Check each line of the records for "asym"; collect those that have it.
>> begin Record list
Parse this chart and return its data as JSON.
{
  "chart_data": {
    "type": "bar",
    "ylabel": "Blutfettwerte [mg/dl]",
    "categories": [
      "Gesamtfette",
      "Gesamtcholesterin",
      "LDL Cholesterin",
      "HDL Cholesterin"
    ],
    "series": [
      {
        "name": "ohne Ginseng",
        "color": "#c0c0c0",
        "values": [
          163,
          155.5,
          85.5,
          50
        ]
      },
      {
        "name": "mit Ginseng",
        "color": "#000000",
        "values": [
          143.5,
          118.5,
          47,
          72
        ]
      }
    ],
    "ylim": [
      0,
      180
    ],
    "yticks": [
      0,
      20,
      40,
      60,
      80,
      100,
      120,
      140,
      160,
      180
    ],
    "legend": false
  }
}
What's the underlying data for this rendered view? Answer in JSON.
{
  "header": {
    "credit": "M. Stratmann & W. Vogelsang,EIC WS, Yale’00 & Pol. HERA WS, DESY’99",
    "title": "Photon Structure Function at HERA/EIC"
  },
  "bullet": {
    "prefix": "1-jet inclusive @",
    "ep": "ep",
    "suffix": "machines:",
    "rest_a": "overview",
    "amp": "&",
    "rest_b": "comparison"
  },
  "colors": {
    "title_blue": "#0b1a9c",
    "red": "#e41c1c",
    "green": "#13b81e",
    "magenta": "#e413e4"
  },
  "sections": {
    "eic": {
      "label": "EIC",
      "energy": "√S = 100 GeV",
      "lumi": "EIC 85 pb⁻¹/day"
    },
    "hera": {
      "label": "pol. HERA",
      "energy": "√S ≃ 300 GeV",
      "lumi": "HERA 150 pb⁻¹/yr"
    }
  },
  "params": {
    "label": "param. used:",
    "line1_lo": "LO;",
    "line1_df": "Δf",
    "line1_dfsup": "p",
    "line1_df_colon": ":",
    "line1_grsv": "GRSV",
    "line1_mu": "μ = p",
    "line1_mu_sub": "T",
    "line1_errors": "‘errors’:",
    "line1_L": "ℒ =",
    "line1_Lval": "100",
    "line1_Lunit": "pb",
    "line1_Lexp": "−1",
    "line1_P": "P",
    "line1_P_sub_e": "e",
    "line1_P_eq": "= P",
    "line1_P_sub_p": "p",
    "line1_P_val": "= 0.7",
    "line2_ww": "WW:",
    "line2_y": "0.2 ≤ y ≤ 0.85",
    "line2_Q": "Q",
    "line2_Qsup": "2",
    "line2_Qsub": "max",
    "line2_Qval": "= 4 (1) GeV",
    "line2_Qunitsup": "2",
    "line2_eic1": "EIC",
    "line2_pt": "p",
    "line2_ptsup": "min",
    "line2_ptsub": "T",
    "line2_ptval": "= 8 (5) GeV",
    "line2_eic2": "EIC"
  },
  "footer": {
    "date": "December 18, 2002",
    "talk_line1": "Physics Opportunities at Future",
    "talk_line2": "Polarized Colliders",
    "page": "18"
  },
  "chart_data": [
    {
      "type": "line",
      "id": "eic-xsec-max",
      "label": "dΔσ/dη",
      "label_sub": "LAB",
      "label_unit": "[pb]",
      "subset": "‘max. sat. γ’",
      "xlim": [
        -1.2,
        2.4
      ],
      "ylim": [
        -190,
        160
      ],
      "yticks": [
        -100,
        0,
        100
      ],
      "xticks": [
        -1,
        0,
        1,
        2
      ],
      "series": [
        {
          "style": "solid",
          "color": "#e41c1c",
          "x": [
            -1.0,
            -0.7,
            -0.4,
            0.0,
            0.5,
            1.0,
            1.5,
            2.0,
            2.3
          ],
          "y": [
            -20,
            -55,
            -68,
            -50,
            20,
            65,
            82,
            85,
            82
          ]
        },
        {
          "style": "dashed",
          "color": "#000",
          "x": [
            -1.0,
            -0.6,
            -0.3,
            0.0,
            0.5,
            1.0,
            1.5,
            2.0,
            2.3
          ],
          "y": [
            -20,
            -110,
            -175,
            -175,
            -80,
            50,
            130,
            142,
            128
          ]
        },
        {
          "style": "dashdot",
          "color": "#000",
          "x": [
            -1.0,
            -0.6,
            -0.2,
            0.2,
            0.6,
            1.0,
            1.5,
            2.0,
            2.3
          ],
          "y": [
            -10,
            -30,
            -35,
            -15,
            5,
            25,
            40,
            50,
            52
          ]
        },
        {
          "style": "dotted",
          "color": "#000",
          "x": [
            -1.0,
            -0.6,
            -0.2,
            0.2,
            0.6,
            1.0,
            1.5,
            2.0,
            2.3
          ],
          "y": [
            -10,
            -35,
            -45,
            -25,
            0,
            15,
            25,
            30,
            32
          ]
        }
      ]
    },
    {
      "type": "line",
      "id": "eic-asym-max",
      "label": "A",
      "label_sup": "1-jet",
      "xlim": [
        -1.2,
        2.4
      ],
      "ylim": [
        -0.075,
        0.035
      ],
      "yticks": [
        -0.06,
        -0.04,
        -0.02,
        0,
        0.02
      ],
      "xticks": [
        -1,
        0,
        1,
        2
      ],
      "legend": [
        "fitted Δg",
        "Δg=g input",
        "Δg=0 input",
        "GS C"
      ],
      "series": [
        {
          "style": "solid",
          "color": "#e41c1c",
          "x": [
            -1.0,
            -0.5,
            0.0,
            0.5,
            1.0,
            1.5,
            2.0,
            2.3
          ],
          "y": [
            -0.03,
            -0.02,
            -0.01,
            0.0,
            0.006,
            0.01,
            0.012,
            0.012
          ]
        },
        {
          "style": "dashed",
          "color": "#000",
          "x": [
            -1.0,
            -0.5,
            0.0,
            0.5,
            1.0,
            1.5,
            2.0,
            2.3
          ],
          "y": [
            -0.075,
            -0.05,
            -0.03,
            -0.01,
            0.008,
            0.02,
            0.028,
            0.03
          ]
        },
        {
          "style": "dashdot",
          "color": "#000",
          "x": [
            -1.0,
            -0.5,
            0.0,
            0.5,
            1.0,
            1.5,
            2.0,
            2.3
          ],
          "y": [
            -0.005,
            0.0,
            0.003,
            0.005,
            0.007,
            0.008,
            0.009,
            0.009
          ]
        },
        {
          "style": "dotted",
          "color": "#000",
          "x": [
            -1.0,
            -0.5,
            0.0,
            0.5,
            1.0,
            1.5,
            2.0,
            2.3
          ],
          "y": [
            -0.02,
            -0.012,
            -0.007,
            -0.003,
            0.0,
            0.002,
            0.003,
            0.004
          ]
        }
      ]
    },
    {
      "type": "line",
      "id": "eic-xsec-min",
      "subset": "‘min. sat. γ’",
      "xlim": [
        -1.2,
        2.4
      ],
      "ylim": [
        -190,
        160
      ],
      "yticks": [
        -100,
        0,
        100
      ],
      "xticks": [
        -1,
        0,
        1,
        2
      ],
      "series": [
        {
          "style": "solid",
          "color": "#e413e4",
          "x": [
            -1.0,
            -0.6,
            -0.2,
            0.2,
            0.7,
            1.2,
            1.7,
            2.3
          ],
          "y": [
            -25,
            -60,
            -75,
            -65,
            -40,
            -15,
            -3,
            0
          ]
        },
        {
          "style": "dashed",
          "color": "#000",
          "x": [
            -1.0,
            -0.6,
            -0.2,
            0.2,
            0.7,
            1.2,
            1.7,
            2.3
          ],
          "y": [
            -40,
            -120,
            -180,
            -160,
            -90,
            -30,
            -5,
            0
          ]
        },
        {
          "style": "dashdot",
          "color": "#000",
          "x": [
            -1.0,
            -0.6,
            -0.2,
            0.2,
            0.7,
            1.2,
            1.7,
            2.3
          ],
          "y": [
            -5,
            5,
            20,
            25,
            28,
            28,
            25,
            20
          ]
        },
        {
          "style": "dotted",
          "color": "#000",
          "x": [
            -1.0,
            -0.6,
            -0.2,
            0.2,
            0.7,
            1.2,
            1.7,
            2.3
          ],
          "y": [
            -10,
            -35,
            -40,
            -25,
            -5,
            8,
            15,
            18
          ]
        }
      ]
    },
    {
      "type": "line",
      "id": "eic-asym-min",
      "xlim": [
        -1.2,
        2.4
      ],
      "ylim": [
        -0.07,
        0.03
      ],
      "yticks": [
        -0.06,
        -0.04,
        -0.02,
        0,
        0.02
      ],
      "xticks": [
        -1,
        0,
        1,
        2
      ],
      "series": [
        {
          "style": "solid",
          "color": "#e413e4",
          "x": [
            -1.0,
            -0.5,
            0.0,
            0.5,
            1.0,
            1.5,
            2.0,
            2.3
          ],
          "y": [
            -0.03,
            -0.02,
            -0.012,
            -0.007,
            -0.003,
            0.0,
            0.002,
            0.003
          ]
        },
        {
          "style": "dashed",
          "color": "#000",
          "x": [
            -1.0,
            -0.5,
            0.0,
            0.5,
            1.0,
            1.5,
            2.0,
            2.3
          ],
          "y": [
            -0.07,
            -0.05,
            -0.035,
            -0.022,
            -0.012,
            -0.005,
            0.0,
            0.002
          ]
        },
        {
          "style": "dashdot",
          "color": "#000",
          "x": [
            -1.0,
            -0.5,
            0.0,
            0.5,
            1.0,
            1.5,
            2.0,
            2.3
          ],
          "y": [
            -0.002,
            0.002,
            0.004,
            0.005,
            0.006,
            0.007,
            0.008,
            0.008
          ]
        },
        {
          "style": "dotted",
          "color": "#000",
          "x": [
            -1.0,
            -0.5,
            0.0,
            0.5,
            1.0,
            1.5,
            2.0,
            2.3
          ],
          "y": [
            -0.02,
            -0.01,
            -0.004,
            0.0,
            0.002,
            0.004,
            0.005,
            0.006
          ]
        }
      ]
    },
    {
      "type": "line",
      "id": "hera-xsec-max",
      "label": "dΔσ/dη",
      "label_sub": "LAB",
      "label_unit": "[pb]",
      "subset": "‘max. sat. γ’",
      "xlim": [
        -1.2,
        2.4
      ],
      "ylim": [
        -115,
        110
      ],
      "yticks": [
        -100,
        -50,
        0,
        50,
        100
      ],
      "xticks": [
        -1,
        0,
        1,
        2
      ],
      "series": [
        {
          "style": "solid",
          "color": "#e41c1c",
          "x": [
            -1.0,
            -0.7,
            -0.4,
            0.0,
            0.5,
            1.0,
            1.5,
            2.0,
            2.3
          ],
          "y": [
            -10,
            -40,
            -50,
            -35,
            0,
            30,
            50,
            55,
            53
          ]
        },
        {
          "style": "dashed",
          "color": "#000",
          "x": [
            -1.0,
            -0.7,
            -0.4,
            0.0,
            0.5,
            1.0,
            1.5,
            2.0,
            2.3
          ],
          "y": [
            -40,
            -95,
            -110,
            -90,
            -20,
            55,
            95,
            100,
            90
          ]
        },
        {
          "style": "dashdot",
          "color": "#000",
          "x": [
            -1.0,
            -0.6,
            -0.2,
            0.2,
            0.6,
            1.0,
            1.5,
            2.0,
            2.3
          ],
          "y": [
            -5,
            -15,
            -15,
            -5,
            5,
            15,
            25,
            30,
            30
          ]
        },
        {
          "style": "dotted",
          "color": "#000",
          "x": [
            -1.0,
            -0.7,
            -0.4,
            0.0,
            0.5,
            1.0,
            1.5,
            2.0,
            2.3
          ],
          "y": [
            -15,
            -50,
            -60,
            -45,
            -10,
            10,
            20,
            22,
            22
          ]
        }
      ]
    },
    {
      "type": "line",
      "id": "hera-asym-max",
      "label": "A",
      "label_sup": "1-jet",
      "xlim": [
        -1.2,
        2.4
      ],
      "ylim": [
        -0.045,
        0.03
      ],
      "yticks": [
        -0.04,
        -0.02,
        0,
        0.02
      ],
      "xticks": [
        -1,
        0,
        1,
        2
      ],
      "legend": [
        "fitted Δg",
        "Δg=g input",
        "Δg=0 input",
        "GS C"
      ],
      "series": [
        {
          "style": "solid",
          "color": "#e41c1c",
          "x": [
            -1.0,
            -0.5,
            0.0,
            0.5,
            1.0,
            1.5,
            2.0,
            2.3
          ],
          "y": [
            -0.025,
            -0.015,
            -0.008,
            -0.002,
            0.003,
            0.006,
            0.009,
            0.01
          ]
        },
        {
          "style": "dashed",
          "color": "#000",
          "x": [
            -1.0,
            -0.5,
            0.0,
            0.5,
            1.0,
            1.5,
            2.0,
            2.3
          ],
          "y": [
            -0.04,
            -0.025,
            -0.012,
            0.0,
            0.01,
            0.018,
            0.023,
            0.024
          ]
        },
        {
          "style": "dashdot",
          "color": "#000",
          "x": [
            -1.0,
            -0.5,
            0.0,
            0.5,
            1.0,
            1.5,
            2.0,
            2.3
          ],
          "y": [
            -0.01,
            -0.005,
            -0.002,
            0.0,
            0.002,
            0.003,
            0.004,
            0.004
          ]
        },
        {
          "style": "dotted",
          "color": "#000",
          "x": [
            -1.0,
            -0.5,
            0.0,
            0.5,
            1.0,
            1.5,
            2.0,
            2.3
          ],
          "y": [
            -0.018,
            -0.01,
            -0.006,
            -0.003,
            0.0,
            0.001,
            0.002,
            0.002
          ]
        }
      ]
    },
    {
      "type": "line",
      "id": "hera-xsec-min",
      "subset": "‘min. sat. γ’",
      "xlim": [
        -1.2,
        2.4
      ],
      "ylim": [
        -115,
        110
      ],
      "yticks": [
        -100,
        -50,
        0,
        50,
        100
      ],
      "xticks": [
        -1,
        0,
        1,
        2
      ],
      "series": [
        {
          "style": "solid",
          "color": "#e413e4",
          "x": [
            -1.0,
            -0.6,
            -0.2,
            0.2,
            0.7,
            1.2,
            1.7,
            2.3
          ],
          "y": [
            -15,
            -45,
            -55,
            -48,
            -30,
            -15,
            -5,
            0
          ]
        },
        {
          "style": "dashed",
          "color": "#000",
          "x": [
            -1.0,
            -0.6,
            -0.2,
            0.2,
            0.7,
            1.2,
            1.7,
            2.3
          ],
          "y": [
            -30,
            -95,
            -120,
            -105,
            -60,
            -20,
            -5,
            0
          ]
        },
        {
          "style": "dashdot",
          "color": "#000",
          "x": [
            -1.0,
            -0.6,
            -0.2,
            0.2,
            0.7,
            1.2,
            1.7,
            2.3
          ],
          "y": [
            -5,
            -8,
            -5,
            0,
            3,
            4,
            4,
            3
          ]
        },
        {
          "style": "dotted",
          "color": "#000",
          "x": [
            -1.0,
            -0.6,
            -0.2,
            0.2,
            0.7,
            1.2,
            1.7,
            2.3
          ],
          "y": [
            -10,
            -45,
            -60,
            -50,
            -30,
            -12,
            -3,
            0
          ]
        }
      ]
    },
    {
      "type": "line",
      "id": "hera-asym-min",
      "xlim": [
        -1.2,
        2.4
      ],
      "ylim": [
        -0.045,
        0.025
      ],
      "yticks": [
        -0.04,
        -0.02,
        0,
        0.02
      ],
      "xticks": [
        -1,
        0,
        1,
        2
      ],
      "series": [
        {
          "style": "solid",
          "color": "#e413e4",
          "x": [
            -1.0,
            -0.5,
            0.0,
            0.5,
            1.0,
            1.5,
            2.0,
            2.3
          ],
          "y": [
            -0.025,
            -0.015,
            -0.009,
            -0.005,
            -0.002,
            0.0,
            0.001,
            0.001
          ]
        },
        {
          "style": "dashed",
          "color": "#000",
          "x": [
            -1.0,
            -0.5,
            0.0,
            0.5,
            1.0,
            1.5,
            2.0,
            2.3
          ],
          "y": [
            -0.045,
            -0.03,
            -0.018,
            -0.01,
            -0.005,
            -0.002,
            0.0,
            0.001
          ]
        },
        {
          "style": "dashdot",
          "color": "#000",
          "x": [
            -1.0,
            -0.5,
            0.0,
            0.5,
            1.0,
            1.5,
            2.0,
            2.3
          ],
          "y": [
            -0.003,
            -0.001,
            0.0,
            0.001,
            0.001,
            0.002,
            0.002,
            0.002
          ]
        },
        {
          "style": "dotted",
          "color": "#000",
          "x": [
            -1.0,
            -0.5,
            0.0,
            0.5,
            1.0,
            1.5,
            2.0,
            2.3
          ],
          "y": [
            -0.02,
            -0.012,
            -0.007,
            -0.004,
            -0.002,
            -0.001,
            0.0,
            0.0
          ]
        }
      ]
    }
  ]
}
>> end Record list
**Answer to the exercise**
      "id": "eic-asym-max",
      "id": "eic-asym-min",
      "id": "hera-asym-max",
      "id": "hera-asym-min",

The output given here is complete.